--- Begin ---

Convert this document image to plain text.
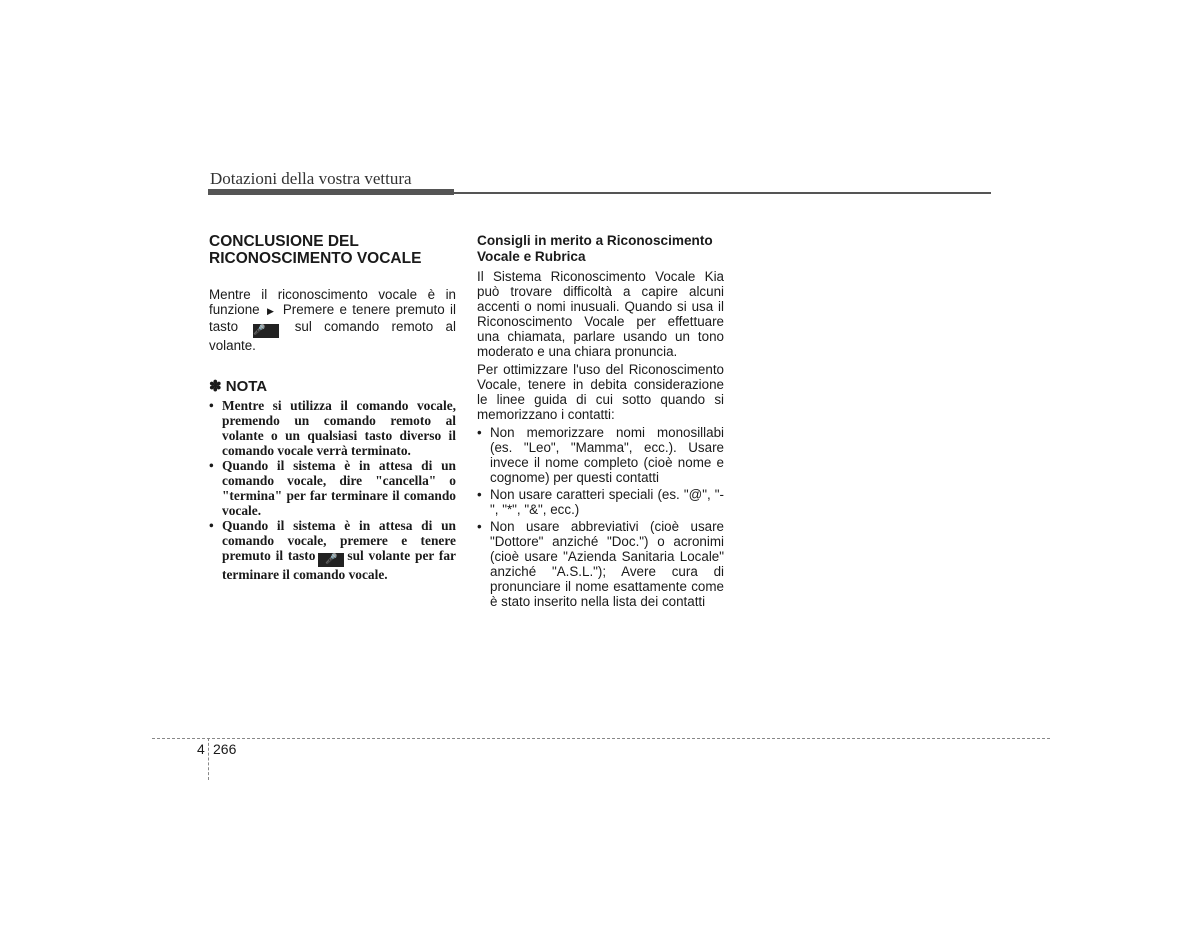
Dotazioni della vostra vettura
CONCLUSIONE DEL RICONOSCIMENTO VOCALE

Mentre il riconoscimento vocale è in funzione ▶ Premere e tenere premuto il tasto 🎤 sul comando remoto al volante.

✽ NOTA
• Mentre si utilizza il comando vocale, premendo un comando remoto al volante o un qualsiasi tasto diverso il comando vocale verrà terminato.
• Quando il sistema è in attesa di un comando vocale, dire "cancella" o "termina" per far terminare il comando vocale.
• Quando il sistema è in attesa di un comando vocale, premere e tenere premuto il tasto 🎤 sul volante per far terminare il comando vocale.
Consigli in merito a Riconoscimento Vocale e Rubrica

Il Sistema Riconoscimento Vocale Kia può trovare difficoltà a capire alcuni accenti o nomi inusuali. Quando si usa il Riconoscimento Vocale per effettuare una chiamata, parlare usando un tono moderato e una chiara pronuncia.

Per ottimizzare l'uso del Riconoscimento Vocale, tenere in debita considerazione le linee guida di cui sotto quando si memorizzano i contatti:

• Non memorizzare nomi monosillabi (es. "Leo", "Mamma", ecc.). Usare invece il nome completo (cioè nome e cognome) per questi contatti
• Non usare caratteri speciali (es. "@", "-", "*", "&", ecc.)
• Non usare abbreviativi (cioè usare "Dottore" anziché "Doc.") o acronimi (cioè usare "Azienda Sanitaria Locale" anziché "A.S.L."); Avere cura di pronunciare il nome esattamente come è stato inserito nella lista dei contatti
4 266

--- End ---
--- Begin ---

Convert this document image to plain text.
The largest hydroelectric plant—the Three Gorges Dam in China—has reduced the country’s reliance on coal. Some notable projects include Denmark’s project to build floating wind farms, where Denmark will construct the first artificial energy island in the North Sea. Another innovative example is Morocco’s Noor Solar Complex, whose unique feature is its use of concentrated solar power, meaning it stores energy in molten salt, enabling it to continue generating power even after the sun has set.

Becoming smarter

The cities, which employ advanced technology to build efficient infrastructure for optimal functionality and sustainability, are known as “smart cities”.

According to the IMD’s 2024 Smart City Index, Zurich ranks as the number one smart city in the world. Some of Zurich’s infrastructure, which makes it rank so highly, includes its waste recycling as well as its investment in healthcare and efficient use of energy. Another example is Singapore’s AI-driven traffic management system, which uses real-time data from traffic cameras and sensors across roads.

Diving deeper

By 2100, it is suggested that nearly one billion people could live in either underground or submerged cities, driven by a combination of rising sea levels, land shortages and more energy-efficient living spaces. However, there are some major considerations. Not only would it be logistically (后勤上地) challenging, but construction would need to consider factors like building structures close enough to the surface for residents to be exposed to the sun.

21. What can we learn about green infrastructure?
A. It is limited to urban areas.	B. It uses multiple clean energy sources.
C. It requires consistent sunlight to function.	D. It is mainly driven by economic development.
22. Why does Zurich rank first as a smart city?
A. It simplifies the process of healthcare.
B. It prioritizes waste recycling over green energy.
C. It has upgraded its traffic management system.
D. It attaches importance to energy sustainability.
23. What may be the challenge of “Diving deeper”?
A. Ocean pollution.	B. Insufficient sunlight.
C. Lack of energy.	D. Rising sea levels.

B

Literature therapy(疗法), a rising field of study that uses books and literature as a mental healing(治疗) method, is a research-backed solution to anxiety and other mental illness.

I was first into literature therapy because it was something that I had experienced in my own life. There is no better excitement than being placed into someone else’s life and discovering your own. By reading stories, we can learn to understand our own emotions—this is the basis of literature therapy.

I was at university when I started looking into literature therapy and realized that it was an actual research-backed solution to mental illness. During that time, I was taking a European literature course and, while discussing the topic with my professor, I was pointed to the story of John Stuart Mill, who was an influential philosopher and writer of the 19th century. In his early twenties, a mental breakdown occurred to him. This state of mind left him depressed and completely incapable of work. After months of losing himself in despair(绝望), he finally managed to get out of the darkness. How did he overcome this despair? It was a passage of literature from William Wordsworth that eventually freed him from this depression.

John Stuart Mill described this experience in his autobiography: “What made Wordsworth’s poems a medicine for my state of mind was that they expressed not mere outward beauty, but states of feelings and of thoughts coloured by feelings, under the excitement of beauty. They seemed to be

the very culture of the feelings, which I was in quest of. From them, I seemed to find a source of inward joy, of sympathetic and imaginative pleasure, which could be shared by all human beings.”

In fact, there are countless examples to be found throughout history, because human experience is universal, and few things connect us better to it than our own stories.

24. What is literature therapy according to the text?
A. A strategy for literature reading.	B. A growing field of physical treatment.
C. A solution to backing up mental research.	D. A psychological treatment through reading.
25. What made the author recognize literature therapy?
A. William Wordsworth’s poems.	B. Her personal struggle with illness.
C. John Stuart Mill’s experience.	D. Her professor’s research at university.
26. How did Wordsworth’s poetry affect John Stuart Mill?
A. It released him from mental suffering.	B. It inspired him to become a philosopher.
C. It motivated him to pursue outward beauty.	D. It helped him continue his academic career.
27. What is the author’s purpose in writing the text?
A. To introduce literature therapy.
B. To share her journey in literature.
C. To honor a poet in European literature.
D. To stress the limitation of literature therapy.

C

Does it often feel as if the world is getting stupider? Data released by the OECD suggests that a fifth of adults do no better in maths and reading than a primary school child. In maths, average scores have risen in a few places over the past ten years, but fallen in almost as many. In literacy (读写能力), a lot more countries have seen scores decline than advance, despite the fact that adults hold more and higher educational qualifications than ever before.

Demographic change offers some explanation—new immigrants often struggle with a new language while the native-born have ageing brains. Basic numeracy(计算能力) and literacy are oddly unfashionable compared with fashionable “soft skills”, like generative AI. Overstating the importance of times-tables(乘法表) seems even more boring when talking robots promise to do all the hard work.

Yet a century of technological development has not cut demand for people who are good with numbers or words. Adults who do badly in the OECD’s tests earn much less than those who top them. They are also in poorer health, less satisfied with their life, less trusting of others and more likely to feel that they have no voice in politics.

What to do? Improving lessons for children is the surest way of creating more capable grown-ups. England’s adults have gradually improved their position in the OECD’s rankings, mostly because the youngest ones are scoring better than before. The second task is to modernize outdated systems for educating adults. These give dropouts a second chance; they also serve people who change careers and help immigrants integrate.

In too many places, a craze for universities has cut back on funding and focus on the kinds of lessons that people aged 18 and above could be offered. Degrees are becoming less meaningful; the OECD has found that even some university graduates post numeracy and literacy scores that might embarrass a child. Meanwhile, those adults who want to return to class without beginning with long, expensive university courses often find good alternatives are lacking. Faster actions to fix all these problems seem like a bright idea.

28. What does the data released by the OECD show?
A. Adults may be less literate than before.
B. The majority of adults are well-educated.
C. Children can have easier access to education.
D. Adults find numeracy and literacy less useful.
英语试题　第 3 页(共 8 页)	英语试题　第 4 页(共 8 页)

--- End ---

### Exercise instructions
Count every line above that holds the word "author", and state the number and nothing more.

### Task solution
2